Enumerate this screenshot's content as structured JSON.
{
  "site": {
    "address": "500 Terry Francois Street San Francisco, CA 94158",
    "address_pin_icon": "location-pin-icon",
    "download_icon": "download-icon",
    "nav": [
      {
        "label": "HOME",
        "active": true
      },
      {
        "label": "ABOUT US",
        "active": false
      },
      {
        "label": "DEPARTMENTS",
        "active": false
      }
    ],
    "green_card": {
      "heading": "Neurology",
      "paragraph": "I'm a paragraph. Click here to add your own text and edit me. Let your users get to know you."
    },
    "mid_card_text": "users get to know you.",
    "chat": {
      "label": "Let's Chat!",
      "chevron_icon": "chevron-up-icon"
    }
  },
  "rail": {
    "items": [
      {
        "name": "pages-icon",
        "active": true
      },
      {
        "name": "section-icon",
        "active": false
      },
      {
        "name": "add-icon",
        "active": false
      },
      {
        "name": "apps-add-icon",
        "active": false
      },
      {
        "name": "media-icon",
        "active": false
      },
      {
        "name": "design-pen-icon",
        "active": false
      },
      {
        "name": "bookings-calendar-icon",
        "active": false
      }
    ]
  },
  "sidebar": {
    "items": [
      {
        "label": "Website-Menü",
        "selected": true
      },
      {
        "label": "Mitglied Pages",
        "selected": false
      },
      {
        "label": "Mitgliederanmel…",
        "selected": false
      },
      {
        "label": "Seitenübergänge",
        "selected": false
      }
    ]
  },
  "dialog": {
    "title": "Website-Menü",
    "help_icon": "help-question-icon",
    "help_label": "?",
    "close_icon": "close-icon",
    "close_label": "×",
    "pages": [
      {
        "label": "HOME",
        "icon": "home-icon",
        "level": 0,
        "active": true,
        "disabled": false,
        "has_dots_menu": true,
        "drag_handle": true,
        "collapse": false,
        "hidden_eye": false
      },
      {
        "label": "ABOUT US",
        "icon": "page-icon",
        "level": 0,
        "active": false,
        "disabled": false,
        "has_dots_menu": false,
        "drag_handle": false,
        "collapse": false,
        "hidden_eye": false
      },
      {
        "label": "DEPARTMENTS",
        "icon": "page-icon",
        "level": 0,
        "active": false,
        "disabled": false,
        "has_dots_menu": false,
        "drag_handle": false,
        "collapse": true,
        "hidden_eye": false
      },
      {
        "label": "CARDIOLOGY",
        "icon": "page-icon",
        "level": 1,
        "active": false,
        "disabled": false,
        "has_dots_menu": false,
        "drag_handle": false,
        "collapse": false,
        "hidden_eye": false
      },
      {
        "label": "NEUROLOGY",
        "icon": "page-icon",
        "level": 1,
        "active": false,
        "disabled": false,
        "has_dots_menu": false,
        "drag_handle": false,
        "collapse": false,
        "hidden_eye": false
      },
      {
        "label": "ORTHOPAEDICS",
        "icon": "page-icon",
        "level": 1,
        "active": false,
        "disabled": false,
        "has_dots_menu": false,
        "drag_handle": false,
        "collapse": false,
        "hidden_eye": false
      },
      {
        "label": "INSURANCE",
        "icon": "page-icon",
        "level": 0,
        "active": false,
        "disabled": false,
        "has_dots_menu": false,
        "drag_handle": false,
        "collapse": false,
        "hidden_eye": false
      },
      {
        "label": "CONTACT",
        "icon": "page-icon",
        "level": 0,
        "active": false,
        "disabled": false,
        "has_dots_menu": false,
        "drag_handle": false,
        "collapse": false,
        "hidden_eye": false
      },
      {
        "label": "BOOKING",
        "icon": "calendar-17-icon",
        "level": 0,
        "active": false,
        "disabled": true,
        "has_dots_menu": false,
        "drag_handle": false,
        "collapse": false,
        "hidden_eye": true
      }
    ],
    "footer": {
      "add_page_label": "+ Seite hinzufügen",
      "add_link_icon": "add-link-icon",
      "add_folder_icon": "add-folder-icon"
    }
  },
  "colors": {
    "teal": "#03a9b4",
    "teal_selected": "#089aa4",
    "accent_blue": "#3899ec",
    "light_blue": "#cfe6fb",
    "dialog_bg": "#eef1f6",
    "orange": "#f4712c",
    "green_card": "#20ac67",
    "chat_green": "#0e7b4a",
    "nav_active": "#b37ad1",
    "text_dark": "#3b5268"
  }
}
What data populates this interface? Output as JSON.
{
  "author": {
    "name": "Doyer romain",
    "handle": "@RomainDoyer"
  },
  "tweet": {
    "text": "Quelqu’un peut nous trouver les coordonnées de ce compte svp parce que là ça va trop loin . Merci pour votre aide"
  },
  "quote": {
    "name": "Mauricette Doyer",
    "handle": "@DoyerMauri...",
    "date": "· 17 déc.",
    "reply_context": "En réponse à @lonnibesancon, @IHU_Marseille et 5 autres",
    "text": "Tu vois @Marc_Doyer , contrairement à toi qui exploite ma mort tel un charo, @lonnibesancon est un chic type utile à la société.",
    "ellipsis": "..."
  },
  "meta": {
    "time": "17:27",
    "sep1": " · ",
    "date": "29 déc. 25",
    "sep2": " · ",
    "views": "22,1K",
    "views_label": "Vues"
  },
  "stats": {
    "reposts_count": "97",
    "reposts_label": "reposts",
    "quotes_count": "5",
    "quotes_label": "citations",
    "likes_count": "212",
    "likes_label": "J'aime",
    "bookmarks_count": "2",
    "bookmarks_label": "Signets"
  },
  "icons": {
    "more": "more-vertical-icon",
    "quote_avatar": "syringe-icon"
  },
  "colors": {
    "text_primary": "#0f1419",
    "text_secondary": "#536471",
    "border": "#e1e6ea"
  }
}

* * * * * * * * *

Find all the lines containing "this" in the material, then copy them.

▶ [Full output]:
Enumerate this screenshot's content as structured JSON.
What data populates this interface? Output as JSON.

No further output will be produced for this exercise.